• [DATA PROVIDED]:

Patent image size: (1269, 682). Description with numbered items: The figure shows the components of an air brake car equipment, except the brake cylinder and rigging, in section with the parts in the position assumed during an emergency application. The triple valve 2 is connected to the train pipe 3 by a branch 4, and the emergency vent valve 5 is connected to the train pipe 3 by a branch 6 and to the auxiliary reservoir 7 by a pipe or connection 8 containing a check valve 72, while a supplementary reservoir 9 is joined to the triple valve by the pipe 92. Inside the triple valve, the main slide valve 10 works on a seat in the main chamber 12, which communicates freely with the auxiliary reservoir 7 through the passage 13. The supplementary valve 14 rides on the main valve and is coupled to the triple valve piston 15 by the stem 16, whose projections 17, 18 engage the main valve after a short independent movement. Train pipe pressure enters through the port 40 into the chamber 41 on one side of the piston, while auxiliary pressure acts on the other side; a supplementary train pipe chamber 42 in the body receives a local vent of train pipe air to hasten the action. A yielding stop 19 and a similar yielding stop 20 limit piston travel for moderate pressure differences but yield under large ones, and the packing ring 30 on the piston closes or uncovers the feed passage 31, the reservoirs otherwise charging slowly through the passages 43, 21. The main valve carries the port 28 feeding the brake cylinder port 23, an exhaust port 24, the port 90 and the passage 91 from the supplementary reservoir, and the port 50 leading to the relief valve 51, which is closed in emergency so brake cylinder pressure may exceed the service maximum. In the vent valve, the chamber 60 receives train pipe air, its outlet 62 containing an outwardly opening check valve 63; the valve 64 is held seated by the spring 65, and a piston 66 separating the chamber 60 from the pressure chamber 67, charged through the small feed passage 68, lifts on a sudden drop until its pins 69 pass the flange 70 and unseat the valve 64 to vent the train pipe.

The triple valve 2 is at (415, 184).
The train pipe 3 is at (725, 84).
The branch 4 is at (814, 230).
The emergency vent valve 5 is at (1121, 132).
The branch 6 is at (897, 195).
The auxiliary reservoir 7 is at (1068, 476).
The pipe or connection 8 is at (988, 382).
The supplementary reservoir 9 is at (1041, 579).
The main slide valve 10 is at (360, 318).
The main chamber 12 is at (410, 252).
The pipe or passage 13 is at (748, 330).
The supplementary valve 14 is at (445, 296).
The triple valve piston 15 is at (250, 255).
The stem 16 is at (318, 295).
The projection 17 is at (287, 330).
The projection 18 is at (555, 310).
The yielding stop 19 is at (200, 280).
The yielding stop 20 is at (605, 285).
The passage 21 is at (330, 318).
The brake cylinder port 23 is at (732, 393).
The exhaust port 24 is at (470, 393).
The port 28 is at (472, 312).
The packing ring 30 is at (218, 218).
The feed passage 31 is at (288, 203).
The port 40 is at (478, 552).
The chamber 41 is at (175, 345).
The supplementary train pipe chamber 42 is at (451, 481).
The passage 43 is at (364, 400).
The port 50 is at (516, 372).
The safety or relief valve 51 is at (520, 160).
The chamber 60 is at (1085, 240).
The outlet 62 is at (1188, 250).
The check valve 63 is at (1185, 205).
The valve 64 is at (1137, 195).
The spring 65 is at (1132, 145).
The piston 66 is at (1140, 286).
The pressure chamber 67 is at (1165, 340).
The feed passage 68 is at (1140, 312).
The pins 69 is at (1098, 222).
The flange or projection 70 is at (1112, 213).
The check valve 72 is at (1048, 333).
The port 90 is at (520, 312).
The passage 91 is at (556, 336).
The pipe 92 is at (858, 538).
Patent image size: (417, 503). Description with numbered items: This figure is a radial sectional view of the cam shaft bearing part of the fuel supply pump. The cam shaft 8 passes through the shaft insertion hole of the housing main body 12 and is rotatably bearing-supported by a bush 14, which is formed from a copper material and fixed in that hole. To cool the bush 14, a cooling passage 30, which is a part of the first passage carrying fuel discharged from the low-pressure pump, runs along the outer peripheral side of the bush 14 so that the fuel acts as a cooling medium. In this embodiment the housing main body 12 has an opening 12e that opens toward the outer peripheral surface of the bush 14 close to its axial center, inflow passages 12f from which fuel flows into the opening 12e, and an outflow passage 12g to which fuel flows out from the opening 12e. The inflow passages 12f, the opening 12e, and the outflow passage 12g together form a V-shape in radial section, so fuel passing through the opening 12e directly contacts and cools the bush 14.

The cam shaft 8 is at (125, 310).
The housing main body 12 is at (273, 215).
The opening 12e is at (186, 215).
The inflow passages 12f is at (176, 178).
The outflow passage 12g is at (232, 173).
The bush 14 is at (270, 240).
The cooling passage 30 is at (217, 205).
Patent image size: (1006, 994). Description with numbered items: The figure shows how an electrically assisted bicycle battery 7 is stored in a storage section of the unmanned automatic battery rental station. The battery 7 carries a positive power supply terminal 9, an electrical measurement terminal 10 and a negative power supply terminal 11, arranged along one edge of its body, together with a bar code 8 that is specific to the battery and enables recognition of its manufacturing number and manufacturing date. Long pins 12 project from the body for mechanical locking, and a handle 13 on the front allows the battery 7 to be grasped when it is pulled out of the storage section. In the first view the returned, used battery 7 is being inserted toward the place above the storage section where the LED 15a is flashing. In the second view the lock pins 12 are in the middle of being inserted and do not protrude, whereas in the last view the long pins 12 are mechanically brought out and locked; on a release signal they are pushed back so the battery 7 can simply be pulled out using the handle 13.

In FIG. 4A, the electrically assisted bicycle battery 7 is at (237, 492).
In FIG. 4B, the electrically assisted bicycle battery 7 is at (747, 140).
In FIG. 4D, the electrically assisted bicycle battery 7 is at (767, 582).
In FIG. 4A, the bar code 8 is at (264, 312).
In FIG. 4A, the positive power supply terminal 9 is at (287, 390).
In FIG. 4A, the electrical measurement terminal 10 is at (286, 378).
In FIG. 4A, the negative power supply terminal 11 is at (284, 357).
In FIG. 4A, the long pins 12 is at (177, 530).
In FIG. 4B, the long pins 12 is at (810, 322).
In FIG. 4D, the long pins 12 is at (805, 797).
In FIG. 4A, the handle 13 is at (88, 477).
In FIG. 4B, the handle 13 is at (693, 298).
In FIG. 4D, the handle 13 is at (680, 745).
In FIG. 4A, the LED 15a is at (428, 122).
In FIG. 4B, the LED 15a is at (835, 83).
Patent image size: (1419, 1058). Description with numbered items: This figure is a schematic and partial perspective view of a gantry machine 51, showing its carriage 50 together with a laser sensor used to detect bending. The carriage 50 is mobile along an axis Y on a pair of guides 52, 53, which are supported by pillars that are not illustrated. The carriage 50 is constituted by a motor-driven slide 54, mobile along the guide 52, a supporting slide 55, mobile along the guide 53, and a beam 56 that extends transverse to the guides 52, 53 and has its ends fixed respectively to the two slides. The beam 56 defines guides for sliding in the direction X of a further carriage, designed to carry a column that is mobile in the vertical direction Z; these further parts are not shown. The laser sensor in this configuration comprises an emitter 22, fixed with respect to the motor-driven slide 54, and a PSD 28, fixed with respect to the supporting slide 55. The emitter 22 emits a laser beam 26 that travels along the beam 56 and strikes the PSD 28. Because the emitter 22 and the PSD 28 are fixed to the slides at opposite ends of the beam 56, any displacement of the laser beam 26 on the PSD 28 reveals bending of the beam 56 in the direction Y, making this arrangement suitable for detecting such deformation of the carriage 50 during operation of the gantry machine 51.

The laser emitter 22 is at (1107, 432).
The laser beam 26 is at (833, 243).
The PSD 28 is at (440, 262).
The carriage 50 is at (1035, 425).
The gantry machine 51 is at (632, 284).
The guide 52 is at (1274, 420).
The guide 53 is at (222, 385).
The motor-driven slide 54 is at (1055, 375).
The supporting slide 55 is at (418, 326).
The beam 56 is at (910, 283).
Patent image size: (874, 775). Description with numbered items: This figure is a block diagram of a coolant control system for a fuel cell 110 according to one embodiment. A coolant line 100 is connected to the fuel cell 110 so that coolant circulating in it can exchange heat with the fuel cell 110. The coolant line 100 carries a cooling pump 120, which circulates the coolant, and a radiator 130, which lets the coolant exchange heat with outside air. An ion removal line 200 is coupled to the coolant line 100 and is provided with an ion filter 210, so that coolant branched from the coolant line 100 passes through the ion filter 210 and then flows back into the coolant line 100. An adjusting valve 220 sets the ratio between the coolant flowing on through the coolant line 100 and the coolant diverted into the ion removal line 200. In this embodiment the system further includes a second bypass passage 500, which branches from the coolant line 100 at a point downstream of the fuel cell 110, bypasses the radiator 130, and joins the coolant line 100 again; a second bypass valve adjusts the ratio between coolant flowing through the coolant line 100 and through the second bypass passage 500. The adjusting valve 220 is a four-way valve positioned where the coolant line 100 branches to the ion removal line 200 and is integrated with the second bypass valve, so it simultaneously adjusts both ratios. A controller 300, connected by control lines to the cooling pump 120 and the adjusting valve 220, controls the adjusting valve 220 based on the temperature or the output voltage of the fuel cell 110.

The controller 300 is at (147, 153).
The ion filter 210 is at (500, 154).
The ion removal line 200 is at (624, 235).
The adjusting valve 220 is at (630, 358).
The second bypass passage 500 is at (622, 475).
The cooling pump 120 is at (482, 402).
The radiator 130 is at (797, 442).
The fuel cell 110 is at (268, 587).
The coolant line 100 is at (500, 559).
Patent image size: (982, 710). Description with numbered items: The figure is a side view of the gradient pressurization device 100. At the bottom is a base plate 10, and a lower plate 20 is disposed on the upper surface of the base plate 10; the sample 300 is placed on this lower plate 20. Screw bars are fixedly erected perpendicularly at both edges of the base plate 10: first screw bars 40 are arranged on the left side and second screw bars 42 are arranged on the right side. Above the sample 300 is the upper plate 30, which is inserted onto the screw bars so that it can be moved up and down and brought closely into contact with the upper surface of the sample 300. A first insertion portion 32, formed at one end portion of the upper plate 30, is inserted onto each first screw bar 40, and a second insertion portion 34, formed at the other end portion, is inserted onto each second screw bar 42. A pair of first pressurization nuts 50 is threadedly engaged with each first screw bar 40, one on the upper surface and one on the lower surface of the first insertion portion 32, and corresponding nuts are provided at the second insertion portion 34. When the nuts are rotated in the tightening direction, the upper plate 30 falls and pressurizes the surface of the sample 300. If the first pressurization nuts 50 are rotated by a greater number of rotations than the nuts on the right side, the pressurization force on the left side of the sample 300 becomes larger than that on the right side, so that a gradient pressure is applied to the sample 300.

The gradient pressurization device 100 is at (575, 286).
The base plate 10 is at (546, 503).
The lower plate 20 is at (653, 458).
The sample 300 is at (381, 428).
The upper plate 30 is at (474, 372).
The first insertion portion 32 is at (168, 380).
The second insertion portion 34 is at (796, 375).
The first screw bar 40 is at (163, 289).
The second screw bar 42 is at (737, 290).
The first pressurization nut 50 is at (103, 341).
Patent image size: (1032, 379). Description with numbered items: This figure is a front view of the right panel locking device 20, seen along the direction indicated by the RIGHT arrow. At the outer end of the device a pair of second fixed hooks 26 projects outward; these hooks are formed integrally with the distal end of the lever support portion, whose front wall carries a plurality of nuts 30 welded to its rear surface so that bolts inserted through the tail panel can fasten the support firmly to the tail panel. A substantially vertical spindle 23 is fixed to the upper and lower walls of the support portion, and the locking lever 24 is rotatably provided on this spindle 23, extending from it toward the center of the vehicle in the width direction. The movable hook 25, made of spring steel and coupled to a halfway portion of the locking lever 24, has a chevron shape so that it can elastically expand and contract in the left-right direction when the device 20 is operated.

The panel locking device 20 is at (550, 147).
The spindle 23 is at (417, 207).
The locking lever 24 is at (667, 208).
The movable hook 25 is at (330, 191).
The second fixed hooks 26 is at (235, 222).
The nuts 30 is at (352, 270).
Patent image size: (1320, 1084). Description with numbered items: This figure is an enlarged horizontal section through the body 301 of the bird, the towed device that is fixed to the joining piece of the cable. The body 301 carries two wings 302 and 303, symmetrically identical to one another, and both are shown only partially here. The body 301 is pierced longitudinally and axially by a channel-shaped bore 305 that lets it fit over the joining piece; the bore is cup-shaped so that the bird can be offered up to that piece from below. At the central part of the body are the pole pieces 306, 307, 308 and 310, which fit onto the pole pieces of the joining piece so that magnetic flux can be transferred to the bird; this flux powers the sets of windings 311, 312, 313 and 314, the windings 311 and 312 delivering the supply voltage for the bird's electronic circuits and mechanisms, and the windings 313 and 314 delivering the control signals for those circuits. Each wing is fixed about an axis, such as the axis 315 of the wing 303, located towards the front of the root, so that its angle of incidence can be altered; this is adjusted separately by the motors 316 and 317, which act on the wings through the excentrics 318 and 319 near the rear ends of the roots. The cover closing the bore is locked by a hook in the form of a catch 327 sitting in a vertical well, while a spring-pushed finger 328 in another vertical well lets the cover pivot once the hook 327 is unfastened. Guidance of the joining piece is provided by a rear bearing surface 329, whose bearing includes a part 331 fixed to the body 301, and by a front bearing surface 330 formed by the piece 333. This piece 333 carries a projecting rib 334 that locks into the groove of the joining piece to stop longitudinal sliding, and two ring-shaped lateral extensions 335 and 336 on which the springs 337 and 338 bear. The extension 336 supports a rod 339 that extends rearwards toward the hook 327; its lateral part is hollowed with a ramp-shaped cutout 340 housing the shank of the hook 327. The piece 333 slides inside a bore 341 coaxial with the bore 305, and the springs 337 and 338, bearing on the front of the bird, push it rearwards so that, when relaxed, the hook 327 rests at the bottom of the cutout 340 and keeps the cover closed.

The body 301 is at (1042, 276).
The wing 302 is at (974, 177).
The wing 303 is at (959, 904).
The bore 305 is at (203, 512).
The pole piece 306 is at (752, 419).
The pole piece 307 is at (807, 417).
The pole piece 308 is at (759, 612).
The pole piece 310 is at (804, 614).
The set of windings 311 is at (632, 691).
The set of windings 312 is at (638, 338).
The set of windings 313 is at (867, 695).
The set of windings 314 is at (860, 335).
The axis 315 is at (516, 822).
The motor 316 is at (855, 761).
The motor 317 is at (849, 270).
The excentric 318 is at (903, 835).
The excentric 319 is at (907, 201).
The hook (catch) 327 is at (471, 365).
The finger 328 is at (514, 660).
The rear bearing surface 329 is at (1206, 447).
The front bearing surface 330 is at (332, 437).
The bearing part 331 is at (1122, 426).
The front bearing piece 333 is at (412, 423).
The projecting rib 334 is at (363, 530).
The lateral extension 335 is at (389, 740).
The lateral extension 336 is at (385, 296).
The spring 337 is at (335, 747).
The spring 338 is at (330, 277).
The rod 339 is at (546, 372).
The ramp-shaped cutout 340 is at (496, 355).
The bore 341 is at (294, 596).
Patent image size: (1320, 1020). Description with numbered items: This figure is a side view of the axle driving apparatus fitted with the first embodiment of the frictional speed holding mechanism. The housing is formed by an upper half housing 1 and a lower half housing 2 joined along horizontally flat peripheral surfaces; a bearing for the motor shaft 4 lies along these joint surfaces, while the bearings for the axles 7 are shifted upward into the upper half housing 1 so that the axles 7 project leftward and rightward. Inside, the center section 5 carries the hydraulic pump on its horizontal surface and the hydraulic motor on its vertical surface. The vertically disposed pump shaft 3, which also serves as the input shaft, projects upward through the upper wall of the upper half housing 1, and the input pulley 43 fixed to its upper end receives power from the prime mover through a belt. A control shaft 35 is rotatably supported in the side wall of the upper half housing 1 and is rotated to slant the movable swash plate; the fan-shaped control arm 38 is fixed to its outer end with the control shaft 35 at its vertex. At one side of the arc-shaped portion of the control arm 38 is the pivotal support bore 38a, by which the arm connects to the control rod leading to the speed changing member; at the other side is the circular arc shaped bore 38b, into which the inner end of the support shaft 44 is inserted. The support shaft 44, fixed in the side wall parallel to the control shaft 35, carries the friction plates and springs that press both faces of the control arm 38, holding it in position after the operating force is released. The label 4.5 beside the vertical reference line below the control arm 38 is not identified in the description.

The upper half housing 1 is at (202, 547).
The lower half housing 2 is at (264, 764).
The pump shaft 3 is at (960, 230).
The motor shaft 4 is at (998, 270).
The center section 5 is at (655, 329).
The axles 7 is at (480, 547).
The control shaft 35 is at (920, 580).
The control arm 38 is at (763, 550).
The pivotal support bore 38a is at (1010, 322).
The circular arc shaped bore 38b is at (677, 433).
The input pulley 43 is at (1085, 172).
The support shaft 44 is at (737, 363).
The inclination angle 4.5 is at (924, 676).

• [TASK PROMPT]:
Please copy the rows word for word, from the line with "Patent image size: (1006, 994)." up to and including the line with "In FIG. 4B, the LED 15a is at (835, 83).".

• [SOLUTION FOR THIS PROBLEM]:
Patent image size: (1006, 994). Description with numbered items: The figure shows how an electrically assisted bicycle battery 7 is stored in a storage section of the unmanned automatic battery rental station. The battery 7 carries a positive power supply terminal 9, an electrical measurement terminal 10 and a negative power supply terminal 11, arranged along one edge of its body, together with a bar code 8 that is specific to the battery and enables recognition of its manufacturing number and manufacturing date. Long pins 12 project from the body for mechanical locking, and a handle 13 on the front allows the battery 7 to be grasped when it is pulled out of the storage section. In the first view the returned, used battery 7 is being inserted toward the place above the storage section where the LED 15a is flashing. In the second view the lock pins 12 are in the middle of being inserted and do not protrude, whereas in the last view the long pins 12 are mechanically brought out and locked; on a release signal they are pushed back so the battery 7 can simply be pulled out using the handle 13.

In FIG. 4A, the electrically assisted bicycle battery 7 is at (237, 492).
In FIG. 4B, the electrically assisted bicycle battery 7 is at (747, 140).
In FIG. 4D, the electrically assisted bicycle battery 7 is at (767, 582).
In FIG. 4A, the bar code 8 is at (264, 312).
In FIG. 4A, the positive power supply terminal 9 is at (287, 390).
In FIG. 4A, the electrical measurement terminal 10 is at (286, 378).
In FIG. 4A, the negative power supply terminal 11 is at (284, 357).
In FIG. 4A, the long pins 12 is at (177, 530).
In FIG. 4B, the long pins 12 is at (810, 322).
In FIG. 4D, the long pins 12 is at (805, 797).
In FIG. 4A, the handle 13 is at (88, 477).
In FIG. 4B, the handle 13 is at (693, 298).
In FIG. 4D, the handle 13 is at (680, 745).
In FIG. 4A, the LED 15a is at (428, 122).
In FIG. 4B, the LED 15a is at (835, 83).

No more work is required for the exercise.